**WHAT YOU HAVE TO DO**. Copy down all of the data underneath, exactly as shown.

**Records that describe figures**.
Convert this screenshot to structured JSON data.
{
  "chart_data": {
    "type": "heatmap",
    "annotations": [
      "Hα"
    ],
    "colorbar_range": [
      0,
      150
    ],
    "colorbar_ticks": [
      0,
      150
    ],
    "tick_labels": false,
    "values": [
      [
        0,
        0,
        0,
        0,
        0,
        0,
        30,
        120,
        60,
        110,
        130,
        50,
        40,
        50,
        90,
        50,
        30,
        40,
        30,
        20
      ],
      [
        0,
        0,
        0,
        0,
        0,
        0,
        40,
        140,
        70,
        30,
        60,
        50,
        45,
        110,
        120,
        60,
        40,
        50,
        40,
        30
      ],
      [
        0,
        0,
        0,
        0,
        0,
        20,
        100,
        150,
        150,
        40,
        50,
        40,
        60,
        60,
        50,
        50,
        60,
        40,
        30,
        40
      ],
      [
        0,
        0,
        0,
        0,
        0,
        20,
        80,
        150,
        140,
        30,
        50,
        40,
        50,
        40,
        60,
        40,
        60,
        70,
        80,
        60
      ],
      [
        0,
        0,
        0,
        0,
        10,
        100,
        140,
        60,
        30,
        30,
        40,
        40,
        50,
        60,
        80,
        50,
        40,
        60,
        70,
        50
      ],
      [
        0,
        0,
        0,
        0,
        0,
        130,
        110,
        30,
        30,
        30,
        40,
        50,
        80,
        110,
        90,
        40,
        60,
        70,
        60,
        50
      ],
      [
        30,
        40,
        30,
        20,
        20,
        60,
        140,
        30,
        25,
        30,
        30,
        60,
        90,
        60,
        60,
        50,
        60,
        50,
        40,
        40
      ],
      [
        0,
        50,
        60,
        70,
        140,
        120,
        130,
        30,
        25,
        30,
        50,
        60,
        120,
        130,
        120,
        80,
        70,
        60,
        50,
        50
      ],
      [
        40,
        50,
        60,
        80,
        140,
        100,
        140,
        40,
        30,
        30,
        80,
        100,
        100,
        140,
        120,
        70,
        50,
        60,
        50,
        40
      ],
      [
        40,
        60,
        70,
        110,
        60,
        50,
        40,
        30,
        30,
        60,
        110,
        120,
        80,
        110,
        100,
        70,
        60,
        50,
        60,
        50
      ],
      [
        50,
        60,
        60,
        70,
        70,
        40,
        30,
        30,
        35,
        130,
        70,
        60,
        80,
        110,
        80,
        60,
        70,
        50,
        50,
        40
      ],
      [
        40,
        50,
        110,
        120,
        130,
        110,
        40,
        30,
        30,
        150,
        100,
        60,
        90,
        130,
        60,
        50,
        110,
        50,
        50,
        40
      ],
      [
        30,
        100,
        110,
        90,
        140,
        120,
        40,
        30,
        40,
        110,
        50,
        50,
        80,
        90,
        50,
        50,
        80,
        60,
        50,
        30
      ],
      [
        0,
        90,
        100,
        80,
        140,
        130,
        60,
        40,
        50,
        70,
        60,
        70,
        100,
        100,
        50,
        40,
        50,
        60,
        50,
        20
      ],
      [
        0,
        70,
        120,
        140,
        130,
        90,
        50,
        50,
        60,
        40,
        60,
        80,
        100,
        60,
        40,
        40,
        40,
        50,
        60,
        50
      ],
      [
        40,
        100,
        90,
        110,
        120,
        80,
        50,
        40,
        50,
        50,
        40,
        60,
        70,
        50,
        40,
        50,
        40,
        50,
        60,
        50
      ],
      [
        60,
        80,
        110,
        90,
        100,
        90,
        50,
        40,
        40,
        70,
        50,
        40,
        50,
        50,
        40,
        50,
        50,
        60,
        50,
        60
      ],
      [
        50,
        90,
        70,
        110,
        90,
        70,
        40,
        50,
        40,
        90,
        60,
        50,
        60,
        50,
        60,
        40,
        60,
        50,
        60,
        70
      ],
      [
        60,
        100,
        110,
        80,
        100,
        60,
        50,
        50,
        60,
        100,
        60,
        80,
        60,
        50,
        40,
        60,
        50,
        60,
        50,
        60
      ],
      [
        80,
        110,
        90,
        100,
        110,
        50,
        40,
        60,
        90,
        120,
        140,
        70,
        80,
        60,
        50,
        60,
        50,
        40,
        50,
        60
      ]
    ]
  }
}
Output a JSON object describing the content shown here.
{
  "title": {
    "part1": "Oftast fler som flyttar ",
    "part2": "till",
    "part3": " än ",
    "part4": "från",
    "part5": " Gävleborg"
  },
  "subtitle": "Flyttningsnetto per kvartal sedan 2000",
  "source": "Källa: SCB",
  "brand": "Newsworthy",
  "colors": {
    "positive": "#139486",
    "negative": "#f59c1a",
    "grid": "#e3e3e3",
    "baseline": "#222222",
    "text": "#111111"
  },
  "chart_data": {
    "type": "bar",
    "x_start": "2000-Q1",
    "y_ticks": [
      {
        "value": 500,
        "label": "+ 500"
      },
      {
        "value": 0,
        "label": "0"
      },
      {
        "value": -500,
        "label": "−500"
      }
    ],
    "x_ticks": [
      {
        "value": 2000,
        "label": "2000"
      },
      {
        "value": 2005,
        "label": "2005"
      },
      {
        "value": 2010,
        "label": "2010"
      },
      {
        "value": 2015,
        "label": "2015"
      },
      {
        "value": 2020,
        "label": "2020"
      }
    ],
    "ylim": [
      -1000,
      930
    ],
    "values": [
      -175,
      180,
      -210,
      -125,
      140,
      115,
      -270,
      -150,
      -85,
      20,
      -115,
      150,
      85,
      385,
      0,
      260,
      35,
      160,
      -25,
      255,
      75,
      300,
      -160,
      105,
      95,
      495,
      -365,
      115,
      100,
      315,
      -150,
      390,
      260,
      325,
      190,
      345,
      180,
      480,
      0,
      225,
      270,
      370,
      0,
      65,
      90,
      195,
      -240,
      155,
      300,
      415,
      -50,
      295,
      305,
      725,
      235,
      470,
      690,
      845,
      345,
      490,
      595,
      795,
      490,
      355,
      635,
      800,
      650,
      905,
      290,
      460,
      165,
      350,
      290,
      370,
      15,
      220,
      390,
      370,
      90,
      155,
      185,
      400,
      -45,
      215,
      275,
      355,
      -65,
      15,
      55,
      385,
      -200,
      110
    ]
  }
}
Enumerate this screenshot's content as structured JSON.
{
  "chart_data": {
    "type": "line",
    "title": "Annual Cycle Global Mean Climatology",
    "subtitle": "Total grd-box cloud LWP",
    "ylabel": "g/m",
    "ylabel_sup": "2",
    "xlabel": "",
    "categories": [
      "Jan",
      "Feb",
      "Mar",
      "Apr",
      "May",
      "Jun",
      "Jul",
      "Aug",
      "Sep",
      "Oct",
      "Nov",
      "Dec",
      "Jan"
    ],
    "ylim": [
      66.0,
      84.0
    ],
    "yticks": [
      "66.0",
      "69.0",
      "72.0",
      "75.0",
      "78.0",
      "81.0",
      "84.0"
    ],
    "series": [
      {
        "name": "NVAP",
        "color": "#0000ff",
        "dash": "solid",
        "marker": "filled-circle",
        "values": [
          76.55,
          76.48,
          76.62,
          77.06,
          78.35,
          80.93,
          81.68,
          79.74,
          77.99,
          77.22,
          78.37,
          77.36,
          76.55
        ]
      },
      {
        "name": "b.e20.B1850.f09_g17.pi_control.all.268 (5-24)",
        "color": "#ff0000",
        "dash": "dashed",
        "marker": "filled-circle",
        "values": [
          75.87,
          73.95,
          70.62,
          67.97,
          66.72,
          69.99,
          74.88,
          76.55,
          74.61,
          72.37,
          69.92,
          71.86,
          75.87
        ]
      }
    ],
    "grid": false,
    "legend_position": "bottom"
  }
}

**OUTPUT FOR THIS EXERCISE**.
Convert this screenshot to structured JSON data.
{
  "chart_data": {
    "type": "heatmap",
    "annotations": [
      "Hα"
    ],
    "colorbar_range": [
      0,
      150
    ],
    "colorbar_ticks": [
      0,
      150
    ],
    "tick_labels": false,
    "values": [
      [
        0,
        0,
        0,
        0,
        0,
        0,
        30,
        120,
        60,
        110,
        130,
        50,
        40,
        50,
        90,
        50,
        30,
        40,
        30,
        20
      ],
      [
        0,
        0,
        0,
        0,
        0,
        0,
        40,
        140,
        70,
        30,
        60,
        50,
        45,
        110,
        120,
        60,
        40,
        50,
        40,
        30
      ],
      [
        0,
        0,
        0,
        0,
        0,
        20,
        100,
        150,
        150,
        40,
        50,
        40,
        60,
        60,
        50,
        50,
        60,
        40,
        30,
        40
      ],
      [
        0,
        0,
        0,
        0,
        0,
        20,
        80,
        150,
        140,
        30,
        50,
        40,
        50,
        40,
        60,
        40,
        60,
        70,
        80,
        60
      ],
      [
        0,
        0,
        0,
        0,
        10,
        100,
        140,
        60,
        30,
        30,
        40,
        40,
        50,
        60,
        80,
        50,
        40,
        60,
        70,
        50
      ],
      [
        0,
        0,
        0,
        0,
        0,
        130,
        110,
        30,
        30,
        30,
        40,
        50,
        80,
        110,
        90,
        40,
        60,
        70,
        60,
        50
      ],
      [
        30,
        40,
        30,
        20,
        20,
        60,
        140,
        30,
        25,
        30,
        30,
        60,
        90,
        60,
        60,
        50,
        60,
        50,
        40,
        40
      ],
      [
        0,
        50,
        60,
        70,
        140,
        120,
        130,
        30,
        25,
        30,
        50,
        60,
        120,
        130,
        120,
        80,
        70,
        60,
        50,
        50
      ],
      [
        40,
        50,
        60,
        80,
        140,
        100,
        140,
        40,
        30,
        30,
        80,
        100,
        100,
        140,
        120,
        70,
        50,
        60,
        50,
        40
      ],
      [
        40,
        60,
        70,
        110,
        60,
        50,
        40,
        30,
        30,
        60,
        110,
        120,
        80,
        110,
        100,
        70,
        60,
        50,
        60,
        50
      ],
      [
        50,
        60,
        60,
        70,
        70,
        40,
        30,
        30,
        35,
        130,
        70,
        60,
        80,
        110,
        80,
        60,
        70,
        50,
        50,
        40
      ],
      [
        40,
        50,
        110,
        120,
        130,
        110,
        40,
        30,
        30,
        150,
        100,
        60,
        90,
        130,
        60,
        50,
        110,
        50,
        50,
        40
      ],
      [
        30,
        100,
        110,
        90,
        140,
        120,
        40,
        30,
        40,
        110,
        50,
        50,
        80,
        90,
        50,
        50,
        80,
        60,
        50,
        30
      ],
      [
        0,
        90,
        100,
        80,
        140,
        130,
        60,
        40,
        50,
        70,
        60,
        70,
        100,
        100,
        50,
        40,
        50,
        60,
        50,
        20
      ],
      [
        0,
        70,
        120,
        140,
        130,
        90,
        50,
        50,
        60,
        40,
        60,
        80,
        100,
        60,
        40,
        40,
        40,
        50,
        60,
        50
      ],
      [
        40,
        100,
        90,
        110,
        120,
        80,
        50,
        40,
        50,
        50,
        40,
        60,
        70,
        50,
        40,
        50,
        40,
        50,
        60,
        50
      ],
      [
        60,
        80,
        110,
        90,
        100,
        90,
        50,
        40,
        40,
        70,
        50,
        40,
        50,
        50,
        40,
        50,
        50,
        60,
        50,
        60
      ],
      [
        50,
        90,
        70,
        110,
        90,
        70,
        40,
        50,
        40,
        90,
        60,
        50,
        60,
        50,
        60,
        40,
        60,
        50,
        60,
        70
      ],
      [
        60,
        100,
        110,
        80,
        100,
        60,
        50,
        50,
        60,
        100,
        60,
        80,
        60,
        50,
        40,
        60,
        50,
        60,
        50,
        60
      ],
      [
        80,
        110,
        90,
        100,
        110,
        50,
        40,
        60,
        90,
        120,
        140,
        70,
        80,
        60,
        50,
        60,
        50,
        40,
        50,
        60
      ]
    ]
  }
}
Output a JSON object describing the content shown here.
{
  "title": {
    "part1": "Oftast fler som flyttar ",
    "part2": "till",
    "part3": " än ",
    "part4": "från",
    "part5": " Gävleborg"
  },
  "subtitle": "Flyttningsnetto per kvartal sedan 2000",
  "source": "Källa: SCB",
  "brand": "Newsworthy",
  "colors": {
    "positive": "#139486",
    "negative": "#f59c1a",
    "grid": "#e3e3e3",
    "baseline": "#222222",
    "text": "#111111"
  },
  "chart_data": {
    "type": "bar",
    "x_start": "2000-Q1",
    "y_ticks": [
      {
        "value": 500,
        "label": "+ 500"
      },
      {
        "value": 0,
        "label": "0"
      },
      {
        "value": -500,
        "label": "−500"
      }
    ],
    "x_ticks": [
      {
        "value": 2000,
        "label": "2000"
      },
      {
        "value": 2005,
        "label": "2005"
      },
      {
        "value": 2010,
        "label": "2010"
      },
      {
        "value": 2015,
        "label": "2015"
      },
      {
        "value": 2020,
        "label": "2020"
      }
    ],
    "ylim": [
      -1000,
      930
    ],
    "values": [
      -175,
      180,
      -210,
      -125,
      140,
      115,
      -270,
      -150,
      -85,
      20,
      -115,
      150,
      85,
      385,
      0,
      260,
      35,
      160,
      -25,
      255,
      75,
      300,
      -160,
      105,
      95,
      495,
      -365,
      115,
      100,
      315,
      -150,
      390,
      260,
      325,
      190,
      345,
      180,
      480,
      0,
      225,
      270,
      370,
      0,
      65,
      90,
      195,
      -240,
      155,
      300,
      415,
      -50,
      295,
      305,
      725,
      235,
      470,
      690,
      845,
      345,
      490,
      595,
      795,
      490,
      355,
      635,
      800,
      650,
      905,
      290,
      460,
      165,
      350,
      290,
      370,
      15,
      220,
      390,
      370,
      90,
      155,
      185,
      400,
      -45,
      215,
      275,
      355,
      -65,
      15,
      55,
      385,
      -200,
      110
    ]
  }
}
Enumerate this screenshot's content as structured JSON.
{
  "chart_data": {
    "type": "line",
    "title": "Annual Cycle Global Mean Climatology",
    "subtitle": "Total grd-box cloud LWP",
    "ylabel": "g/m",
    "ylabel_sup": "2",
    "xlabel": "",
    "categories": [
      "Jan",
      "Feb",
      "Mar",
      "Apr",
      "May",
      "Jun",
      "Jul",
      "Aug",
      "Sep",
      "Oct",
      "Nov",
      "Dec",
      "Jan"
    ],
    "ylim": [
      66.0,
      84.0
    ],
    "yticks": [
      "66.0",
      "69.0",
      "72.0",
      "75.0",
      "78.0",
      "81.0",
      "84.0"
    ],
    "series": [
      {
        "name": "NVAP",
        "color": "#0000ff",
        "dash": "solid",
        "marker": "filled-circle",
        "values": [
          76.55,
          76.48,
          76.62,
          77.06,
          78.35,
          80.93,
          81.68,
          79.74,
          77.99,
          77.22,
          78.37,
          77.36,
          76.55
        ]
      },
      {
        "name": "b.e20.B1850.f09_g17.pi_control.all.268 (5-24)",
        "color": "#ff0000",
        "dash": "dashed",
        "marker": "filled-circle",
        "values": [
          75.87,
          73.95,
          70.62,
          67.97,
          66.72,
          69.99,
          74.88,
          76.55,
          74.61,
          72.37,
          69.92,
          71.86,
          75.87
        ]
      }
    ],
    "grid": false,
    "legend_position": "bottom"
  }
}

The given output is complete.